§ INPUT FOR THIS TASK:
--------------------------------------------------

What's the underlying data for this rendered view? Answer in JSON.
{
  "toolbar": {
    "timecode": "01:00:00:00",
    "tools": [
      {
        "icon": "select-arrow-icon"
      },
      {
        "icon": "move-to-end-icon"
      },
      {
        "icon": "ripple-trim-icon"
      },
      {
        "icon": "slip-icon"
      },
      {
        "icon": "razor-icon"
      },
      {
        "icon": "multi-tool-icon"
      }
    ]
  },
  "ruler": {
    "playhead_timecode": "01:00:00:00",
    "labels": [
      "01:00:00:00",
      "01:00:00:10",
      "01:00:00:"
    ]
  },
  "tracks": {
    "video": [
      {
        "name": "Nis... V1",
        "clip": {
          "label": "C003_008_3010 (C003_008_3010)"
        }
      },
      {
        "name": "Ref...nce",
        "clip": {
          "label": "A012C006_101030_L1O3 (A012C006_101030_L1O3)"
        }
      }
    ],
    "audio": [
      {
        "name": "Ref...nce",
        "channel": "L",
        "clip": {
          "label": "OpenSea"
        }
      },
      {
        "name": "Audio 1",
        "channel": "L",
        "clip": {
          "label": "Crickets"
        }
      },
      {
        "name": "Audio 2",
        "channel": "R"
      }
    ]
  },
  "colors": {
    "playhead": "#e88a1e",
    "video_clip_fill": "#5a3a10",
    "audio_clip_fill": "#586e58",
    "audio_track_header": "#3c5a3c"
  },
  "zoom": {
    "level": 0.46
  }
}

--------------------------------------------------

§ STATED EXERCISE:
Quote the data in full, keeping each word unchanged.

§ WRITTEN SOLUTION:
What's the underlying data for this rendered view? Answer in JSON.
{
  "toolbar": {
    "timecode": "01:00:00:00",
    "tools": [
      {
        "icon": "select-arrow-icon"
      },
      {
        "icon": "move-to-end-icon"
      },
      {
        "icon": "ripple-trim-icon"
      },
      {
        "icon": "slip-icon"
      },
      {
        "icon": "razor-icon"
      },
      {
        "icon": "multi-tool-icon"
      }
    ]
  },
  "ruler": {
    "playhead_timecode": "01:00:00:00",
    "labels": [
      "01:00:00:00",
      "01:00:00:10",
      "01:00:00:"
    ]
  },
  "tracks": {
    "video": [
      {
        "name": "Nis... V1",
        "clip": {
          "label": "C003_008_3010 (C003_008_3010)"
        }
      },
      {
        "name": "Ref...nce",
        "clip": {
          "label": "A012C006_101030_L1O3 (A012C006_101030_L1O3)"
        }
      }
    ],
    "audio": [
      {
        "name": "Ref...nce",
        "channel": "L",
        "clip": {
          "label": "OpenSea"
        }
      },
      {
        "name": "Audio 1",
        "channel": "L",
        "clip": {
          "label": "Crickets"
        }
      },
      {
        "name": "Audio 2",
        "channel": "R"
      }
    ]
  },
  "colors": {
    "playhead": "#e88a1e",
    "video_clip_fill": "#5a3a10",
    "audio_clip_fill": "#586e58",
    "audio_track_header": "#3c5a3c"
  },
  "zoom": {
    "level": 0.46
  }
}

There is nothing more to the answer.